What the task asks>
Each record below should be repeated precisely as written.

Listing>
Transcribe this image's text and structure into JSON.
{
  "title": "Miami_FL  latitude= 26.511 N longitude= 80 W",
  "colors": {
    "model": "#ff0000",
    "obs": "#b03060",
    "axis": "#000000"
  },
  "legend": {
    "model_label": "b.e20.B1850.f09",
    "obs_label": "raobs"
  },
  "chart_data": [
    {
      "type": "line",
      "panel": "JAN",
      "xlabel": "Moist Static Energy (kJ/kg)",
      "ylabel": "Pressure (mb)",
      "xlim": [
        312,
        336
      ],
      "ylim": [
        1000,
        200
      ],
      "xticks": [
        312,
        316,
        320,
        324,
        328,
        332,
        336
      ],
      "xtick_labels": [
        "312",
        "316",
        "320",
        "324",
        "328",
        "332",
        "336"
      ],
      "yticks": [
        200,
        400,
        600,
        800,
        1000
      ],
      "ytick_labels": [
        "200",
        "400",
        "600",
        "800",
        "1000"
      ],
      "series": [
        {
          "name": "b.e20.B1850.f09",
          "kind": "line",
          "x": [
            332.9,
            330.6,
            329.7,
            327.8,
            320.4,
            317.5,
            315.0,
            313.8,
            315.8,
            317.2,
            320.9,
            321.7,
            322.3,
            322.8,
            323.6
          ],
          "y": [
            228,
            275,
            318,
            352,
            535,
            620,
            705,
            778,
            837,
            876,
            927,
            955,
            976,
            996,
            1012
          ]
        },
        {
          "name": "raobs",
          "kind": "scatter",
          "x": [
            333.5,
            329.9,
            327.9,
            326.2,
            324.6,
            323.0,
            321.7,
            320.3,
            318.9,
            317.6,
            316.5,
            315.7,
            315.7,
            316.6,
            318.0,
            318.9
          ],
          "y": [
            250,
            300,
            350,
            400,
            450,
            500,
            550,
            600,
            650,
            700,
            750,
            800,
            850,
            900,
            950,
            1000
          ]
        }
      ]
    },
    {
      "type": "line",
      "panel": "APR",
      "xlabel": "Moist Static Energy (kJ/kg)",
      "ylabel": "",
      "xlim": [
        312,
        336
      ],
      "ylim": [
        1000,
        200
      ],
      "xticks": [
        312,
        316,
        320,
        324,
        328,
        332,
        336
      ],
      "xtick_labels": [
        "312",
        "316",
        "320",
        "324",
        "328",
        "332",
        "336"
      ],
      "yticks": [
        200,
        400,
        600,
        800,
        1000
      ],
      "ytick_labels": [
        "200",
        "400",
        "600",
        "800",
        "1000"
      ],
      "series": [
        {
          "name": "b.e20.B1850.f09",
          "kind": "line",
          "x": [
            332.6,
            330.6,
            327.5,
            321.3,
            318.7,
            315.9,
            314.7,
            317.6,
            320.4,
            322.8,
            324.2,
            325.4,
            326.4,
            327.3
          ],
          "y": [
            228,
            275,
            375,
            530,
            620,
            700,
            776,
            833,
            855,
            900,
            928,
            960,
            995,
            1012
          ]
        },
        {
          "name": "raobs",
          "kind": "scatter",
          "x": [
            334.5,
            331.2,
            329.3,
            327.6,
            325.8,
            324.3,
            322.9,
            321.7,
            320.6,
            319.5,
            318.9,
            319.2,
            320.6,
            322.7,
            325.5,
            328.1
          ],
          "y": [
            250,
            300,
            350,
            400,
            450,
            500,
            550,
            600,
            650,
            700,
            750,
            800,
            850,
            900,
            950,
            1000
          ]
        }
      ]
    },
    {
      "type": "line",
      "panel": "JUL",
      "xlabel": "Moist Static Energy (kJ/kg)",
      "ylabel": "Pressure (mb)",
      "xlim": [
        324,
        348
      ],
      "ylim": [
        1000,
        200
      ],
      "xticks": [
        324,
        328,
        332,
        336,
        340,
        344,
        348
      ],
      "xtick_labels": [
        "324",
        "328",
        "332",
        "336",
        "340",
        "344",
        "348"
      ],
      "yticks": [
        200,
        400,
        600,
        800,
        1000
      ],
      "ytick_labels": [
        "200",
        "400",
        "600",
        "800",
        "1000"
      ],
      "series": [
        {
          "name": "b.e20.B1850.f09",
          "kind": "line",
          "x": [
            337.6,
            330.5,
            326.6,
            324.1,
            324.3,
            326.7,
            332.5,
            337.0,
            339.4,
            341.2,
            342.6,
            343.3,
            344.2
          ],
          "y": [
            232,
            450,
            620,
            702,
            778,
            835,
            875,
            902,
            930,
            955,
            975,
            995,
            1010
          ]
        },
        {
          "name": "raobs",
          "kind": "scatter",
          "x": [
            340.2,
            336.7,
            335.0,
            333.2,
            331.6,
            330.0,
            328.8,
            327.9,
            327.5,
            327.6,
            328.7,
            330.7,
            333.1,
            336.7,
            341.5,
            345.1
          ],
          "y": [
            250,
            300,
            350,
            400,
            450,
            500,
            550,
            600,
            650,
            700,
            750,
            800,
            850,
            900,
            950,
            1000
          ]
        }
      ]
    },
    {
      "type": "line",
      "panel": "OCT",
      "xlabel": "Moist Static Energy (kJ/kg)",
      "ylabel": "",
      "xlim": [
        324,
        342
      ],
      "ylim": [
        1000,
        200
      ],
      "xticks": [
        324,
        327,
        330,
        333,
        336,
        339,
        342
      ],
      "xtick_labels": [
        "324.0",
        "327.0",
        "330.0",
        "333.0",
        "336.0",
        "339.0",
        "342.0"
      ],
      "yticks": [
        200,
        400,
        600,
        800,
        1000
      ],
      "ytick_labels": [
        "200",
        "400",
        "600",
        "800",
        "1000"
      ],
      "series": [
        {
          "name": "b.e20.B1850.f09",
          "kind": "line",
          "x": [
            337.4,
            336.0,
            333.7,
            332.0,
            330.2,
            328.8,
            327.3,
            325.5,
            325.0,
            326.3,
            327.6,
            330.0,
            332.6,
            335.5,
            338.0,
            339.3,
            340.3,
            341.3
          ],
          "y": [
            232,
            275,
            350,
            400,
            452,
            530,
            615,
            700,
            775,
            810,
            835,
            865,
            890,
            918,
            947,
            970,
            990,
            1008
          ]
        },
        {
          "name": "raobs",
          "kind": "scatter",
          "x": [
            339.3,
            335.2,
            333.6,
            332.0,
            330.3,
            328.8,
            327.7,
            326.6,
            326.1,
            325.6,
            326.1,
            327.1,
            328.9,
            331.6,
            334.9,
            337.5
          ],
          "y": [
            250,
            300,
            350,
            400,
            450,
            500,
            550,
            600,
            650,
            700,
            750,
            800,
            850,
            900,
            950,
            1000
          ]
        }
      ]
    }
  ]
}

Task answer>
Transcribe this image's text and structure into JSON.
{
  "title": "Miami_FL  latitude= 26.511 N longitude= 80 W",
  "colors": {
    "model": "#ff0000",
    "obs": "#b03060",
    "axis": "#000000"
  },
  "legend": {
    "model_label": "b.e20.B1850.f09",
    "obs_label": "raobs"
  },
  "chart_data": [
    {
      "type": "line",
      "panel": "JAN",
      "xlabel": "Moist Static Energy (kJ/kg)",
      "ylabel": "Pressure (mb)",
      "xlim": [
        312,
        336
      ],
      "ylim": [
        1000,
        200
      ],
      "xticks": [
        312,
        316,
        320,
        324,
        328,
        332,
        336
      ],
      "xtick_labels": [
        "312",
        "316",
        "320",
        "324",
        "328",
        "332",
        "336"
      ],
      "yticks": [
        200,
        400,
        600,
        800,
        1000
      ],
      "ytick_labels": [
        "200",
        "400",
        "600",
        "800",
        "1000"
      ],
      "series": [
        {
          "name": "b.e20.B1850.f09",
          "kind": "line",
          "x": [
            332.9,
            330.6,
            329.7,
            327.8,
            320.4,
            317.5,
            315.0,
            313.8,
            315.8,
            317.2,
            320.9,
            321.7,
            322.3,
            322.8,
            323.6
          ],
          "y": [
            228,
            275,
            318,
            352,
            535,
            620,
            705,
            778,
            837,
            876,
            927,
            955,
            976,
            996,
            1012
          ]
        },
        {
          "name": "raobs",
          "kind": "scatter",
          "x": [
            333.5,
            329.9,
            327.9,
            326.2,
            324.6,
            323.0,
            321.7,
            320.3,
            318.9,
            317.6,
            316.5,
            315.7,
            315.7,
            316.6,
            318.0,
            318.9
          ],
          "y": [
            250,
            300,
            350,
            400,
            450,
            500,
            550,
            600,
            650,
            700,
            750,
            800,
            850,
            900,
            950,
            1000
          ]
        }
      ]
    },
    {
      "type": "line",
      "panel": "APR",
      "xlabel": "Moist Static Energy (kJ/kg)",
      "ylabel": "",
      "xlim": [
        312,
        336
      ],
      "ylim": [
        1000,
        200
      ],
      "xticks": [
        312,
        316,
        320,
        324,
        328,
        332,
        336
      ],
      "xtick_labels": [
        "312",
        "316",
        "320",
        "324",
        "328",
        "332",
        "336"
      ],
      "yticks": [
        200,
        400,
        600,
        800,
        1000
      ],
      "ytick_labels": [
        "200",
        "400",
        "600",
        "800",
        "1000"
      ],
      "series": [
        {
          "name": "b.e20.B1850.f09",
          "kind": "line",
          "x": [
            332.6,
            330.6,
            327.5,
            321.3,
            318.7,
            315.9,
            314.7,
            317.6,
            320.4,
            322.8,
            324.2,
            325.4,
            326.4,
            327.3
          ],
          "y": [
            228,
            275,
            375,
            530,
            620,
            700,
            776,
            833,
            855,
            900,
            928,
            960,
            995,
            1012
          ]
        },
        {
          "name": "raobs",
          "kind": "scatter",
          "x": [
            334.5,
            331.2,
            329.3,
            327.6,
            325.8,
            324.3,
            322.9,
            321.7,
            320.6,
            319.5,
            318.9,
            319.2,
            320.6,
            322.7,
            325.5,
            328.1
          ],
          "y": [
            250,
            300,
            350,
            400,
            450,
            500,
            550,
            600,
            650,
            700,
            750,
            800,
            850,
            900,
            950,
            1000
          ]
        }
      ]
    },
    {
      "type": "line",
      "panel": "JUL",
      "xlabel": "Moist Static Energy (kJ/kg)",
      "ylabel": "Pressure (mb)",
      "xlim": [
        324,
        348
      ],
      "ylim": [
        1000,
        200
      ],
      "xticks": [
        324,
        328,
        332,
        336,
        340,
        344,
        348
      ],
      "xtick_labels": [
        "324",
        "328",
        "332",
        "336",
        "340",
        "344",
        "348"
      ],
      "yticks": [
        200,
        400,
        600,
        800,
        1000
      ],
      "ytick_labels": [
        "200",
        "400",
        "600",
        "800",
        "1000"
      ],
      "series": [
        {
          "name": "b.e20.B1850.f09",
          "kind": "line",
          "x": [
            337.6,
            330.5,
            326.6,
            324.1,
            324.3,
            326.7,
            332.5,
            337.0,
            339.4,
            341.2,
            342.6,
            343.3,
            344.2
          ],
          "y": [
            232,
            450,
            620,
            702,
            778,
            835,
            875,
            902,
            930,
            955,
            975,
            995,
            1010
          ]
        },
        {
          "name": "raobs",
          "kind": "scatter",
          "x": [
            340.2,
            336.7,
            335.0,
            333.2,
            331.6,
            330.0,
            328.8,
            327.9,
            327.5,
            327.6,
            328.7,
            330.7,
            333.1,
            336.7,
            341.5,
            345.1
          ],
          "y": [
            250,
            300,
            350,
            400,
            450,
            500,
            550,
            600,
            650,
            700,
            750,
            800,
            850,
            900,
            950,
            1000
          ]
        }
      ]
    },
    {
      "type": "line",
      "panel": "OCT",
      "xlabel": "Moist Static Energy (kJ/kg)",
      "ylabel": "",
      "xlim": [
        324,
        342
      ],
      "ylim": [
        1000,
        200
      ],
      "xticks": [
        324,
        327,
        330,
        333,
        336,
        339,
        342
      ],
      "xtick_labels": [
        "324.0",
        "327.0",
        "330.0",
        "333.0",
        "336.0",
        "339.0",
        "342.0"
      ],
      "yticks": [
        200,
        400,
        600,
        800,
        1000
      ],
      "ytick_labels": [
        "200",
        "400",
        "600",
        "800",
        "1000"
      ],
      "series": [
        {
          "name": "b.e20.B1850.f09",
          "kind": "line",
          "x": [
            337.4,
            336.0,
            333.7,
            332.0,
            330.2,
            328.8,
            327.3,
            325.5,
            325.0,
            326.3,
            327.6,
            330.0,
            332.6,
            335.5,
            338.0,
            339.3,
            340.3,
            341.3
          ],
          "y": [
            232,
            275,
            350,
            400,
            452,
            530,
            615,
            700,
            775,
            810,
            835,
            865,
            890,
            918,
            947,
            970,
            990,
            1008
          ]
        },
        {
          "name": "raobs",
          "kind": "scatter",
          "x": [
            339.3,
            335.2,
            333.6,
            332.0,
            330.3,
            328.8,
            327.7,
            326.6,
            326.1,
            325.6,
            326.1,
            327.1,
            328.9,
            331.6,
            334.9,
            337.5
          ],
          "y": [
            250,
            300,
            350,
            400,
            450,
            500,
            550,
            600,
            650,
            700,
            750,
            800,
            850,
            900,
            950,
            1000
          ]
        }
      ]
    }
  ]
}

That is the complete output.